### Goal of the exercise:
Put every line of the items below into a JSON list of strings, one string per line, leaving out any blank lines.

### Excerpted data:
··········
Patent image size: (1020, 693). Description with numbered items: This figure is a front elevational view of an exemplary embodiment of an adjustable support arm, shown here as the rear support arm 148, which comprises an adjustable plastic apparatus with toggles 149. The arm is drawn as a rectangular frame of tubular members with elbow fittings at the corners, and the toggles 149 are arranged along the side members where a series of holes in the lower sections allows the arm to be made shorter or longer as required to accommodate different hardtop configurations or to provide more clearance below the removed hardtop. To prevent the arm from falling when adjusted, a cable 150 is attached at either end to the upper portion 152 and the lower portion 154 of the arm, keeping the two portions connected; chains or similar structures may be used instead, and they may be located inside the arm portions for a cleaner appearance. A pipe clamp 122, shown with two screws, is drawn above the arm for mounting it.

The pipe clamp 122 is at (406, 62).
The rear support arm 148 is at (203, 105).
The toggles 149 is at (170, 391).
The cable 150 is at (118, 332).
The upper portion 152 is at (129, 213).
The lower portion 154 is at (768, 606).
··········
### Correct response:
[
  "Patent image size: (1020, 693). Description with numbered items: This figure is a front elevational view of an exemplary embodiment of an adjustable support arm, shown here as the rear support arm 148, which comprises an adjustable plastic apparatus with toggles 149. The arm is drawn as a rectangular frame of tubular members with elbow fittings at the corners, and the toggles 149 are arranged along the side members where a series of holes in the lower sections allows the arm to be made shorter or longer as required to accommodate different hardtop configurations or to provide more clearance below the removed hardtop. To prevent the arm from falling when adjusted, a cable 150 is attached at either end to the upper portion 152 and the lower portion 154 of the arm, keeping the two portions connected; chains or similar structures may be used instead, and they may be located inside the arm portions for a cleaner appearance. A pipe clamp 122, shown with two screws, is drawn above the arm for mounting it.",
  "The pipe clamp 122 is at (406, 62).",
  "The rear support arm 148 is at (203, 105).",
  "The toggles 149 is at (170, 391).",
  "The cable 150 is at (118, 332).",
  "The upper portion 152 is at (129, 213).",
  "The lower portion 154 is at (768, 606)."
]